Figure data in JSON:

* begin *

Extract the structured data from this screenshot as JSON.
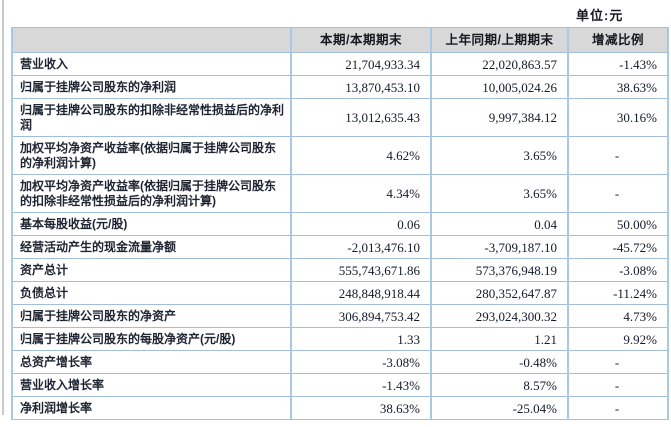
{
  "unit_label": "单位:元",
  "colors": {
    "table_border": "#a9c8e1",
    "header_background": "#d8d8d8",
    "text": "#1e2431"
  },
  "table": {
    "headers": [
      "",
      "本期/本期期末",
      "上年同期/上期期末",
      "增减比例"
    ],
    "rows": [
      {
        "label": "营业收入",
        "current": "21,704,933.34",
        "prior": "22,020,863.57",
        "change": "-1.43%"
      },
      {
        "label": "归属于挂牌公司股东的净利润",
        "current": "13,870,453.10",
        "prior": "10,005,024.26",
        "change": "38.63%"
      },
      {
        "label": "归属于挂牌公司股东的扣除非经常性损益后的净利润",
        "current": "13,012,635.43",
        "prior": "9,997,384.12",
        "change": "30.16%"
      },
      {
        "label": "加权平均净资产收益率(依据归属于挂牌公司股东的净利润计算)",
        "current": "4.62%",
        "prior": "3.65%",
        "change": "-"
      },
      {
        "label": "加权平均净资产收益率(依据归属于挂牌公司股东的扣除非经常性损益后的净利润计算)",
        "current": "4.34%",
        "prior": "3.65%",
        "change": "-"
      },
      {
        "label": "基本每股收益(元/股)",
        "current": "0.06",
        "prior": "0.04",
        "change": "50.00%"
      },
      {
        "label": "经营活动产生的现金流量净额",
        "current": "-2,013,476.10",
        "prior": "-3,709,187.10",
        "change": "-45.72%"
      },
      {
        "label": "资产总计",
        "current": "555,743,671.86",
        "prior": "573,376,948.19",
        "change": "-3.08%"
      },
      {
        "label": "负债总计",
        "current": "248,848,918.44",
        "prior": "280,352,647.87",
        "change": "-11.24%"
      },
      {
        "label": "归属于挂牌公司股东的净资产",
        "current": "306,894,753.42",
        "prior": "293,024,300.32",
        "change": "4.73%"
      },
      {
        "label": "归属于挂牌公司股东的每股净资产(元/股)",
        "current": "1.33",
        "prior": "1.21",
        "change": "9.92%"
      },
      {
        "label": "总资产增长率",
        "current": "-3.08%",
        "prior": "-0.48%",
        "change": "-"
      },
      {
        "label": "营业收入增长率",
        "current": "-1.43%",
        "prior": "8.57%",
        "change": "-"
      },
      {
        "label": "净利润增长率",
        "current": "38.63%",
        "prior": "-25.04%",
        "change": "-"
      }
    ]
  }
}
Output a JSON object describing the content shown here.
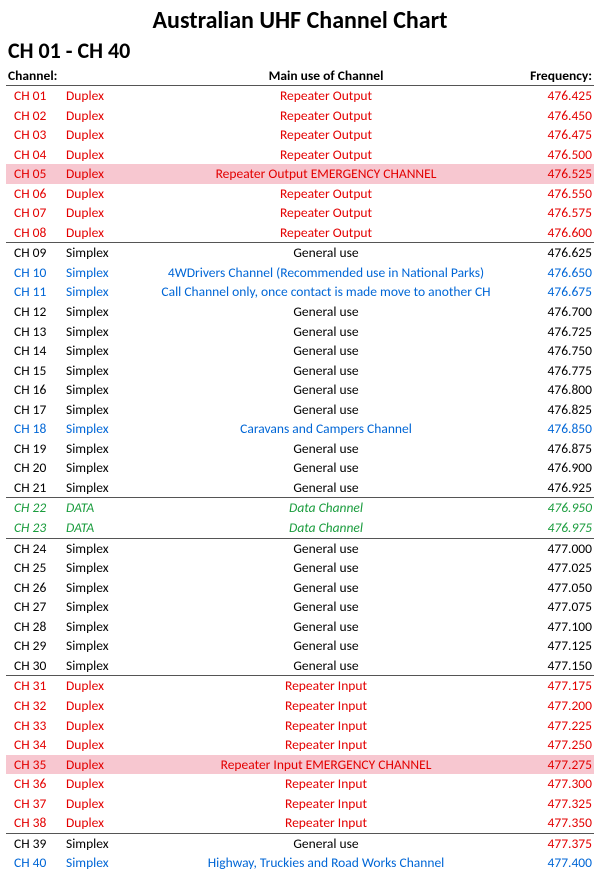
{
  "title": "Australian UHF Channel Chart",
  "subtitle": "CH 01 - CH 40",
  "headers": {
    "channel": "Channel:",
    "use": "Main use of Channel",
    "freq": "Frequency:"
  },
  "colors": {
    "red": "#e30000",
    "black": "#000000",
    "blue": "#0066d6",
    "green": "#1a9c3d",
    "highlight": "#f7c7d0"
  },
  "rows": [
    {
      "ch": "CH 01",
      "mode": "Duplex",
      "use": "Repeater Output",
      "freq": "476.425",
      "cls": "c-red"
    },
    {
      "ch": "CH 02",
      "mode": "Duplex",
      "use": "Repeater Output",
      "freq": "476.450",
      "cls": "c-red"
    },
    {
      "ch": "CH 03",
      "mode": "Duplex",
      "use": "Repeater Output",
      "freq": "476.475",
      "cls": "c-red"
    },
    {
      "ch": "CH 04",
      "mode": "Duplex",
      "use": "Repeater Output",
      "freq": "476.500",
      "cls": "c-red"
    },
    {
      "ch": "CH 05",
      "mode": "Duplex",
      "use": "Repeater Output    EMERGENCY CHANNEL",
      "freq": "476.525",
      "cls": "c-red",
      "hl": true
    },
    {
      "ch": "CH 06",
      "mode": "Duplex",
      "use": "Repeater Output",
      "freq": "476.550",
      "cls": "c-red"
    },
    {
      "ch": "CH 07",
      "mode": "Duplex",
      "use": "Repeater Output",
      "freq": "476.575",
      "cls": "c-red"
    },
    {
      "ch": "CH 08",
      "mode": "Duplex",
      "use": "Repeater Output",
      "freq": "476.600",
      "cls": "c-red"
    },
    {
      "ch": "CH 09",
      "mode": "Simplex",
      "use": "General use",
      "freq": "476.625",
      "cls": "c-black",
      "sep": true
    },
    {
      "ch": "CH 10",
      "mode": "Simplex",
      "use": "4WDrivers Channel (Recommended use in National Parks)",
      "freq": "476.650",
      "cls": "c-blue"
    },
    {
      "ch": "CH 11",
      "mode": "Simplex",
      "use": "Call Channel only, once contact is made move to another CH",
      "freq": "476.675",
      "cls": "c-blue"
    },
    {
      "ch": "CH 12",
      "mode": "Simplex",
      "use": "General use",
      "freq": "476.700",
      "cls": "c-black"
    },
    {
      "ch": "CH 13",
      "mode": "Simplex",
      "use": "General use",
      "freq": "476.725",
      "cls": "c-black"
    },
    {
      "ch": "CH 14",
      "mode": "Simplex",
      "use": "General use",
      "freq": "476.750",
      "cls": "c-black"
    },
    {
      "ch": "CH 15",
      "mode": "Simplex",
      "use": "General use",
      "freq": "476.775",
      "cls": "c-black"
    },
    {
      "ch": "CH 16",
      "mode": "Simplex",
      "use": "General use",
      "freq": "476.800",
      "cls": "c-black"
    },
    {
      "ch": "CH 17",
      "mode": "Simplex",
      "use": "General use",
      "freq": "476.825",
      "cls": "c-black"
    },
    {
      "ch": "CH 18",
      "mode": "Simplex",
      "use": "Caravans and Campers Channel",
      "freq": "476.850",
      "cls": "c-blue"
    },
    {
      "ch": "CH 19",
      "mode": "Simplex",
      "use": "General use",
      "freq": "476.875",
      "cls": "c-black"
    },
    {
      "ch": "CH 20",
      "mode": "Simplex",
      "use": "General use",
      "freq": "476.900",
      "cls": "c-black"
    },
    {
      "ch": "CH 21",
      "mode": "Simplex",
      "use": "General use",
      "freq": "476.925",
      "cls": "c-black"
    },
    {
      "ch": "CH 22",
      "mode": "DATA",
      "use": "Data Channel",
      "freq": "476.950",
      "cls": "c-green",
      "sep": true
    },
    {
      "ch": "CH 23",
      "mode": "DATA",
      "use": "Data Channel",
      "freq": "476.975",
      "cls": "c-green"
    },
    {
      "ch": "CH 24",
      "mode": "Simplex",
      "use": "General use",
      "freq": "477.000",
      "cls": "c-black",
      "sep": true
    },
    {
      "ch": "CH 25",
      "mode": "Simplex",
      "use": "General use",
      "freq": "477.025",
      "cls": "c-black"
    },
    {
      "ch": "CH 26",
      "mode": "Simplex",
      "use": "General use",
      "freq": "477.050",
      "cls": "c-black"
    },
    {
      "ch": "CH 27",
      "mode": "Simplex",
      "use": "General use",
      "freq": "477.075",
      "cls": "c-black"
    },
    {
      "ch": "CH 28",
      "mode": "Simplex",
      "use": "General use",
      "freq": "477.100",
      "cls": "c-black"
    },
    {
      "ch": "CH 29",
      "mode": "Simplex",
      "use": "General use",
      "freq": "477.125",
      "cls": "c-black"
    },
    {
      "ch": "CH 30",
      "mode": "Simplex",
      "use": "General use",
      "freq": "477.150",
      "cls": "c-black"
    },
    {
      "ch": "CH 31",
      "mode": "Duplex",
      "use": "Repeater Input",
      "freq": "477.175",
      "cls": "c-red",
      "sep": true
    },
    {
      "ch": "CH 32",
      "mode": "Duplex",
      "use": "Repeater Input",
      "freq": "477.200",
      "cls": "c-red"
    },
    {
      "ch": "CH 33",
      "mode": "Duplex",
      "use": "Repeater Input",
      "freq": "477.225",
      "cls": "c-red"
    },
    {
      "ch": "CH 34",
      "mode": "Duplex",
      "use": "Repeater Input",
      "freq": "477.250",
      "cls": "c-red"
    },
    {
      "ch": "CH 35",
      "mode": "Duplex",
      "use": "Repeater Input     EMERGENCY CHANNEL",
      "freq": "477.275",
      "cls": "c-red",
      "hl": true
    },
    {
      "ch": "CH 36",
      "mode": "Duplex",
      "use": "Repeater Input",
      "freq": "477.300",
      "cls": "c-red"
    },
    {
      "ch": "CH 37",
      "mode": "Duplex",
      "use": "Repeater Input",
      "freq": "477.325",
      "cls": "c-red"
    },
    {
      "ch": "CH 38",
      "mode": "Duplex",
      "use": "Repeater Input",
      "freq": "477.350",
      "cls": "c-red"
    },
    {
      "ch": "CH 39",
      "mode": "Simplex",
      "use": "General use",
      "freq": "477.375",
      "cls": "c-black",
      "sep": true,
      "freqcls": "freq-red"
    },
    {
      "ch": "CH 40",
      "mode": "Simplex",
      "use": "Highway, Truckies and Road Works Channel",
      "freq": "477.400",
      "cls": "c-blue"
    }
  ]
}
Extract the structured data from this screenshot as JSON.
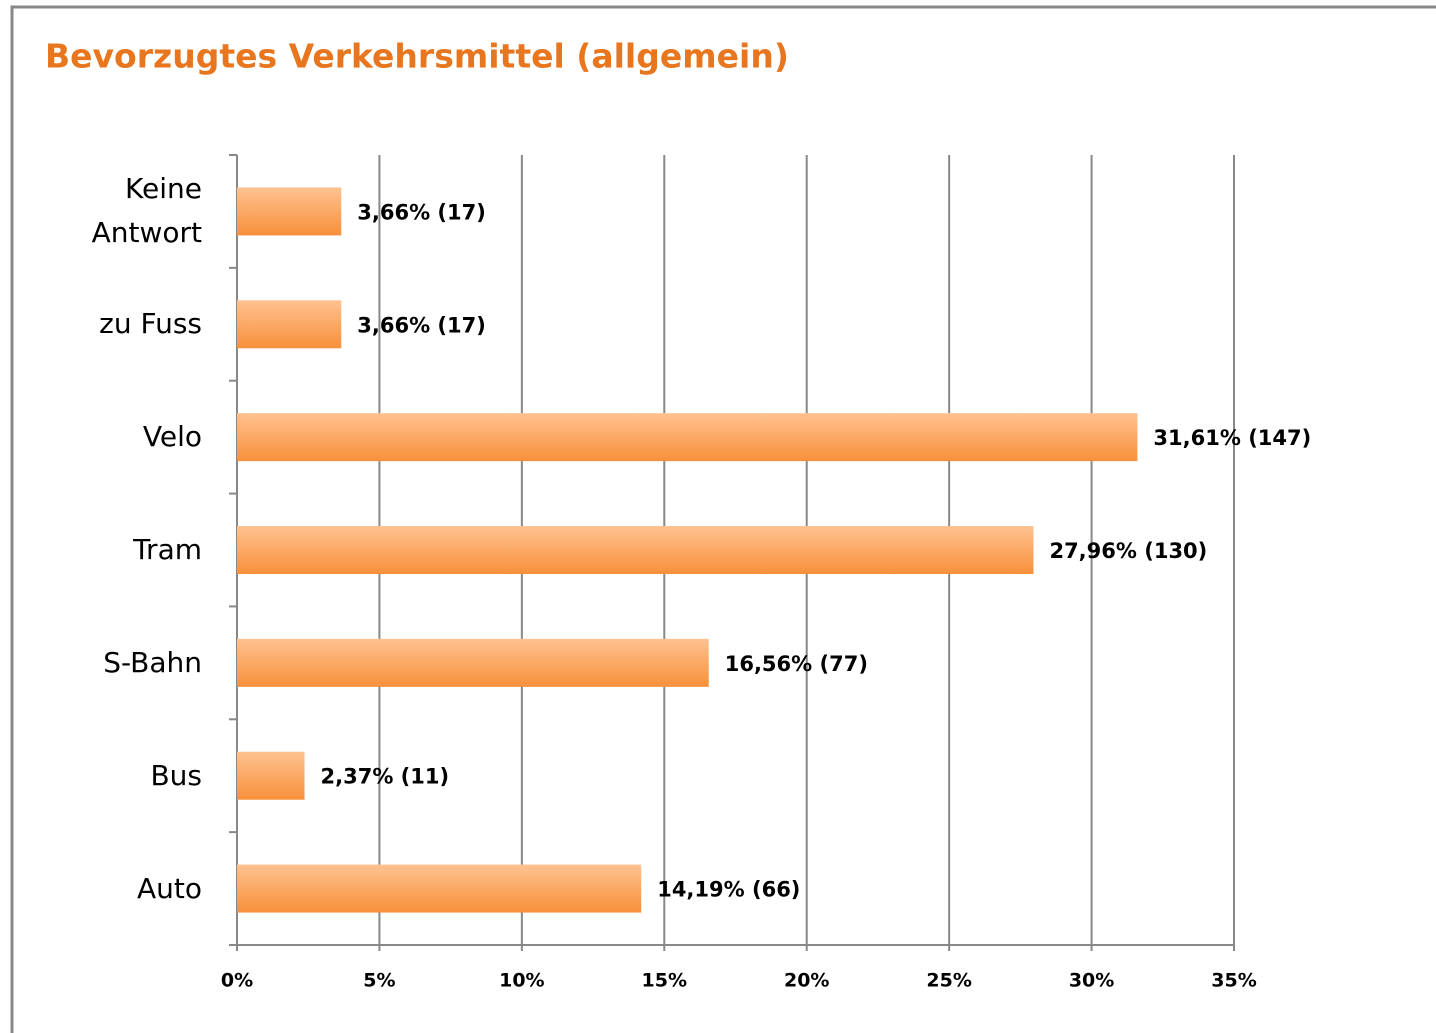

* end *

• Directions for this task:
Find how many lines hold the string "加权平均净资产收益率", and state that number alone.

• Written response:
2